### Given exercise
Single out the lines that include the word "deeds". Copy them.

--- Records provided ---

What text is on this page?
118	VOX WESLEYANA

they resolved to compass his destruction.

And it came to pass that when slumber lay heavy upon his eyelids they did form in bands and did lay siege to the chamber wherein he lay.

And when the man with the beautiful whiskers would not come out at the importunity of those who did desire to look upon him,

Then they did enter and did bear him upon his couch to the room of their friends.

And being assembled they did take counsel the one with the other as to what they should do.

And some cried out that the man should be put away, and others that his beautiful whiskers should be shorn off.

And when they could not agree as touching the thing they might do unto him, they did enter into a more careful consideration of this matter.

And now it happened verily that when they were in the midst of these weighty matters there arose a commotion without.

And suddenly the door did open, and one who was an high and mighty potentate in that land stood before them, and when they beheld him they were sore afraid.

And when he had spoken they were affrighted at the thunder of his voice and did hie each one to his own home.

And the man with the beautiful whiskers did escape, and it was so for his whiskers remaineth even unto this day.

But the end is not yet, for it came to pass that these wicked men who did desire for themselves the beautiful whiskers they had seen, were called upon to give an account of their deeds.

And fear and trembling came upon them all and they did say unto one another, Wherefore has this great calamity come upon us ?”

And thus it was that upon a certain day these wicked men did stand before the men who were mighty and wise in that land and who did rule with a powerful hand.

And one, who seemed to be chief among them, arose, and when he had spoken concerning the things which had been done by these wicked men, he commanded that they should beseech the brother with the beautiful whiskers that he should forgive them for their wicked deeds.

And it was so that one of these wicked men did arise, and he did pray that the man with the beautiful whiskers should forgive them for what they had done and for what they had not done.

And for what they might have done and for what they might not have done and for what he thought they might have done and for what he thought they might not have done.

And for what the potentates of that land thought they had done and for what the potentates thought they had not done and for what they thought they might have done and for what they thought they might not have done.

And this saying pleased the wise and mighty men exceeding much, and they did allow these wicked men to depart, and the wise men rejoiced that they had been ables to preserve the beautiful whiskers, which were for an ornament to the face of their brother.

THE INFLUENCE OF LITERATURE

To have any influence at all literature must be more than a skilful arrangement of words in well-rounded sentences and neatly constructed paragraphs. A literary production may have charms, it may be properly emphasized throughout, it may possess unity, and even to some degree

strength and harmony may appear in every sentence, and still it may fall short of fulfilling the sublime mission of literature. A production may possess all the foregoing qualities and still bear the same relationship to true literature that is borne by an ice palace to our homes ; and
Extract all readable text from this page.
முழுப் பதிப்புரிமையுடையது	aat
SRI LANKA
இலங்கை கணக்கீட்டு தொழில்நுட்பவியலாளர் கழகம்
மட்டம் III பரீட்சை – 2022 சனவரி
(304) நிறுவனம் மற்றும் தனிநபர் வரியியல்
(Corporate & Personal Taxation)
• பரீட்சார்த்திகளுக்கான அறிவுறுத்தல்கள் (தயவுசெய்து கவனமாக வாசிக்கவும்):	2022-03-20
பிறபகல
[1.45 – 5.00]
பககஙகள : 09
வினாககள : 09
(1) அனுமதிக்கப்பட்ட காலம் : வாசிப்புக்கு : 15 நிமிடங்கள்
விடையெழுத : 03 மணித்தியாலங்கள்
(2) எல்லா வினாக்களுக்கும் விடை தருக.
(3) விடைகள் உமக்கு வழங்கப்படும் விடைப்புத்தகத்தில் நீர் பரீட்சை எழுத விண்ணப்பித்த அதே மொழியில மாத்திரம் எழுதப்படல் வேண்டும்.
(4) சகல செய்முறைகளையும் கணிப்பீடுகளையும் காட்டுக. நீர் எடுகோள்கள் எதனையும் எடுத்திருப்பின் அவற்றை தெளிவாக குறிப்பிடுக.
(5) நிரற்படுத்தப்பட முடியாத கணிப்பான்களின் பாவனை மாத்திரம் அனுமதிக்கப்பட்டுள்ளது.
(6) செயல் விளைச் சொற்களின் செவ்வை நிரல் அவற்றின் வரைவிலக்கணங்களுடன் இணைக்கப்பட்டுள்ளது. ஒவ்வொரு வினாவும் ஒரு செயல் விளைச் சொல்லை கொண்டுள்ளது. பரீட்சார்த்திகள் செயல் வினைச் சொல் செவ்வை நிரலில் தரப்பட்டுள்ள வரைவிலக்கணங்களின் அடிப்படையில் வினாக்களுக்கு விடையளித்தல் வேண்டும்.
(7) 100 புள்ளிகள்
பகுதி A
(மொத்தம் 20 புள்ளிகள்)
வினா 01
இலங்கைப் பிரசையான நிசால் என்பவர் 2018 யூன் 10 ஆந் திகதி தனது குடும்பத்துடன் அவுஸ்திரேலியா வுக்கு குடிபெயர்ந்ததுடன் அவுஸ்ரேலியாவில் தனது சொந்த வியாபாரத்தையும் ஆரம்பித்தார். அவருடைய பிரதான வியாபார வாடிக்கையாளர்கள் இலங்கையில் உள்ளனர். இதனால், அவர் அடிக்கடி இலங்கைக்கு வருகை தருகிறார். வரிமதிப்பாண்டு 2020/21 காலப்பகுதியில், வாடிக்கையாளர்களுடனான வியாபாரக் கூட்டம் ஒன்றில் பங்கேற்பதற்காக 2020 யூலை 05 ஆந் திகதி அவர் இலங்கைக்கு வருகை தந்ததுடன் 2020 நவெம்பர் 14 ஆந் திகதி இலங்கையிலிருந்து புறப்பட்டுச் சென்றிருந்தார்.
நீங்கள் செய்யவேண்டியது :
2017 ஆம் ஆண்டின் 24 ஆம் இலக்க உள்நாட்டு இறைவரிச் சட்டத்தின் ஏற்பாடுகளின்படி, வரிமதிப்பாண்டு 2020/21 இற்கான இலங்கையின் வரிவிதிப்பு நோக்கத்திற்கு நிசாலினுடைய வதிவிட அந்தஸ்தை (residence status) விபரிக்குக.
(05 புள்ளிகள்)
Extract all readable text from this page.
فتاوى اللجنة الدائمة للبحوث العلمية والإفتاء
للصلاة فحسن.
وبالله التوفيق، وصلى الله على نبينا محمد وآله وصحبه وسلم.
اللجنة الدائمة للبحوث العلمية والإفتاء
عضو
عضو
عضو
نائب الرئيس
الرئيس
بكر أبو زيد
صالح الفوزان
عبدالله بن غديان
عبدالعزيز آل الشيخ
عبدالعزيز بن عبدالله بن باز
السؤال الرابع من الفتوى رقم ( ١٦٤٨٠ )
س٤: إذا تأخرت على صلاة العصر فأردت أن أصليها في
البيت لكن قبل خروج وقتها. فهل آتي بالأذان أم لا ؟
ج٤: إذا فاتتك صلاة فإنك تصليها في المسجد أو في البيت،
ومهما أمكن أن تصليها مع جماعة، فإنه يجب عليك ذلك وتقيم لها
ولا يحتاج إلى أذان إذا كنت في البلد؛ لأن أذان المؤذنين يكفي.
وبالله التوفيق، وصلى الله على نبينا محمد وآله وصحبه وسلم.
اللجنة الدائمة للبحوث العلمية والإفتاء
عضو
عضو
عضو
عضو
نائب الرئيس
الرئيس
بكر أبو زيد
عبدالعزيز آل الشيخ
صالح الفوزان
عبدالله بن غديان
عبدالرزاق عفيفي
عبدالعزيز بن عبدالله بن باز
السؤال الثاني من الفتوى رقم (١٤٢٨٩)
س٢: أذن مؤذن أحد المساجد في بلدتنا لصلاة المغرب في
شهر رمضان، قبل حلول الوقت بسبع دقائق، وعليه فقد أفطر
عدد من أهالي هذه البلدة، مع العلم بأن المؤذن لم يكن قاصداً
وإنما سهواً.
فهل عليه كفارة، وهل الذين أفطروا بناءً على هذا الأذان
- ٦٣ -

---

### Written solution
But the end is not yet, for it came to pass that these wicked men who did desire for themselves the beautiful whiskers they had seen, were called upon to give an account of their deeds.
And one, who seemed to be chief among them, arose, and when he had spoken concerning the things which had been done by these wicked men, he commanded that they should beseech the brother with the beautiful whiskers that he should forgive them for their wicked deeds.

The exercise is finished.